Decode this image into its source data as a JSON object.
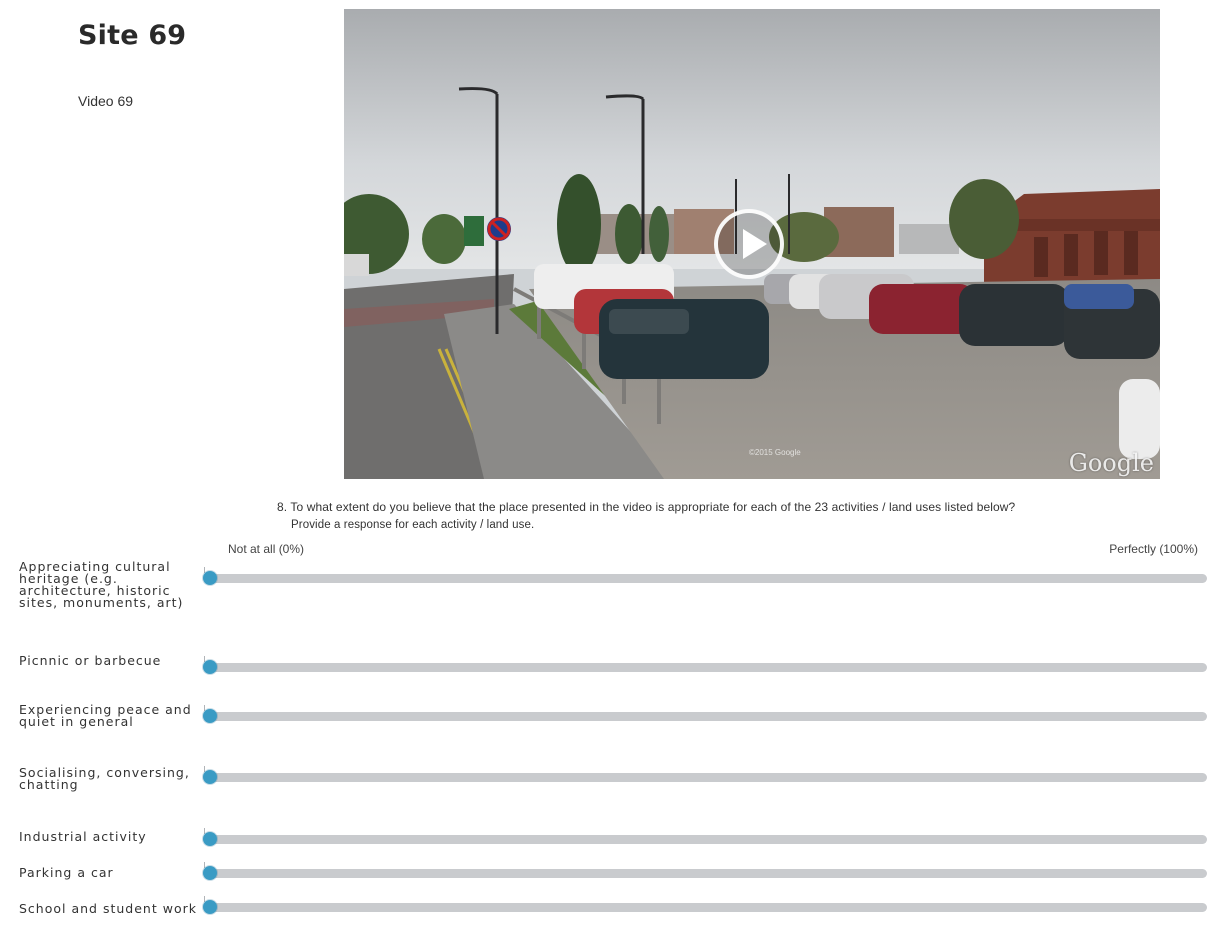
{
  "site": {
    "title": "Site 69",
    "video_label": "Video 69"
  },
  "video": {
    "watermark": "Google",
    "copyright": "©2015 Google",
    "play_icon": "play-icon"
  },
  "question": {
    "line1": "8. To what extent do you believe that the place presented in the video is appropriate for each of the 23 activities / land uses listed below?",
    "line2": "Provide a response for each activity / land use."
  },
  "scale": {
    "min_label": "Not at all (0%)",
    "max_label": "Perfectly (100%)"
  },
  "activities": [
    {
      "label": "Appreciating cultural heritage (e.g. architecture, historic sites, monuments, art)",
      "value_percent": 0
    },
    {
      "label": "Picnnic or barbecue",
      "value_percent": 0
    },
    {
      "label": "Experiencing peace and quiet in general",
      "value_percent": 0
    },
    {
      "label": "Socialising, conversing, chatting",
      "value_percent": 0
    },
    {
      "label": "Industrial activity",
      "value_percent": 0
    },
    {
      "label": "Parking a car",
      "value_percent": 0
    },
    {
      "label": "School and student work",
      "value_percent": 0
    }
  ],
  "colors": {
    "thumb": "#3a9bc4",
    "track": "#c9cbce"
  }
}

☆ ☆ ☆ ☆ ☆

*THE REQUEST*
Quote the data above in full, leaving out the pictures it holds.

*COMPLETE RESPONSE*
Decode this image into its source data as a JSON object.
{
  "site": {
    "title": "Site 69",
    "video_label": "Video 69"
  },
  "video": {
    "watermark": "Google",
    "copyright": "©2015 Google",
    "play_icon": "play-icon"
  },
  "question": {
    "line1": "8. To what extent do you believe that the place presented in the video is appropriate for each of the 23 activities / land uses listed below?",
    "line2": "Provide a response for each activity / land use."
  },
  "scale": {
    "min_label": "Not at all (0%)",
    "max_label": "Perfectly (100%)"
  },
  "activities": [
    {
      "label": "Appreciating cultural heritage (e.g. architecture, historic sites, monuments, art)",
      "value_percent": 0
    },
    {
      "label": "Picnnic or barbecue",
      "value_percent": 0
    },
    {
      "label": "Experiencing peace and quiet in general",
      "value_percent": 0
    },
    {
      "label": "Socialising, conversing, chatting",
      "value_percent": 0
    },
    {
      "label": "Industrial activity",
      "value_percent": 0
    },
    {
      "label": "Parking a car",
      "value_percent": 0
    },
    {
      "label": "School and student work",
      "value_percent": 0
    }
  ],
  "colors": {
    "thumb": "#3a9bc4",
    "track": "#c9cbce"
  }
}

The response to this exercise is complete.